--- start Stored records ---

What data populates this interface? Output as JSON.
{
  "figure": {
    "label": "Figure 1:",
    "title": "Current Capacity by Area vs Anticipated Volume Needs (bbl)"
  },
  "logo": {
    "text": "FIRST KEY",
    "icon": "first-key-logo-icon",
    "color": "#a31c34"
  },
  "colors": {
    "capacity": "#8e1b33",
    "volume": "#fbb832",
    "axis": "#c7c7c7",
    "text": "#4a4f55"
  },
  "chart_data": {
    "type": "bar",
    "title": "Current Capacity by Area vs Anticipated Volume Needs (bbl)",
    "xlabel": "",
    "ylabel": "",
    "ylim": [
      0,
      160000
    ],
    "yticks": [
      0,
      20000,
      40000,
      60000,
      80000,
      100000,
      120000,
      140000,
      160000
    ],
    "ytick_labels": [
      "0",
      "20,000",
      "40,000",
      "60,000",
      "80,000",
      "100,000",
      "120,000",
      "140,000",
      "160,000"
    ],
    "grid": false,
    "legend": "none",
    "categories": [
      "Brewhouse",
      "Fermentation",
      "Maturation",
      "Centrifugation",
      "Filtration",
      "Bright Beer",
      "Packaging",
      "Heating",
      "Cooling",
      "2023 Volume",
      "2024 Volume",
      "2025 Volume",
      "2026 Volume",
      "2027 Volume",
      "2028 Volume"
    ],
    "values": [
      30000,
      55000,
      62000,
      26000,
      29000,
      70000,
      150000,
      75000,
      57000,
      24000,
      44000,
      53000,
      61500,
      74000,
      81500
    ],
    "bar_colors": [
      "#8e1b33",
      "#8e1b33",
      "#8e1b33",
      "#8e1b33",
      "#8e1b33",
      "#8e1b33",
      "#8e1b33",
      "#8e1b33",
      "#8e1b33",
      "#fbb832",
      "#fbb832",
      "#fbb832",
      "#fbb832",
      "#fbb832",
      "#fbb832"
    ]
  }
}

--- end Stored records ---

◆ Task requirements
Without changing a word, restate the whole listing.

◆ Response to the task
What data populates this interface? Output as JSON.
{
  "figure": {
    "label": "Figure 1:",
    "title": "Current Capacity by Area vs Anticipated Volume Needs (bbl)"
  },
  "logo": {
    "text": "FIRST KEY",
    "icon": "first-key-logo-icon",
    "color": "#a31c34"
  },
  "colors": {
    "capacity": "#8e1b33",
    "volume": "#fbb832",
    "axis": "#c7c7c7",
    "text": "#4a4f55"
  },
  "chart_data": {
    "type": "bar",
    "title": "Current Capacity by Area vs Anticipated Volume Needs (bbl)",
    "xlabel": "",
    "ylabel": "",
    "ylim": [
      0,
      160000
    ],
    "yticks": [
      0,
      20000,
      40000,
      60000,
      80000,
      100000,
      120000,
      140000,
      160000
    ],
    "ytick_labels": [
      "0",
      "20,000",
      "40,000",
      "60,000",
      "80,000",
      "100,000",
      "120,000",
      "140,000",
      "160,000"
    ],
    "grid": false,
    "legend": "none",
    "categories": [
      "Brewhouse",
      "Fermentation",
      "Maturation",
      "Centrifugation",
      "Filtration",
      "Bright Beer",
      "Packaging",
      "Heating",
      "Cooling",
      "2023 Volume",
      "2024 Volume",
      "2025 Volume",
      "2026 Volume",
      "2027 Volume",
      "2028 Volume"
    ],
    "values": [
      30000,
      55000,
      62000,
      26000,
      29000,
      70000,
      150000,
      75000,
      57000,
      24000,
      44000,
      53000,
      61500,
      74000,
      81500
    ],
    "bar_colors": [
      "#8e1b33",
      "#8e1b33",
      "#8e1b33",
      "#8e1b33",
      "#8e1b33",
      "#8e1b33",
      "#8e1b33",
      "#8e1b33",
      "#8e1b33",
      "#fbb832",
      "#fbb832",
      "#fbb832",
      "#fbb832",
      "#fbb832",
      "#fbb832"
    ]
  }
}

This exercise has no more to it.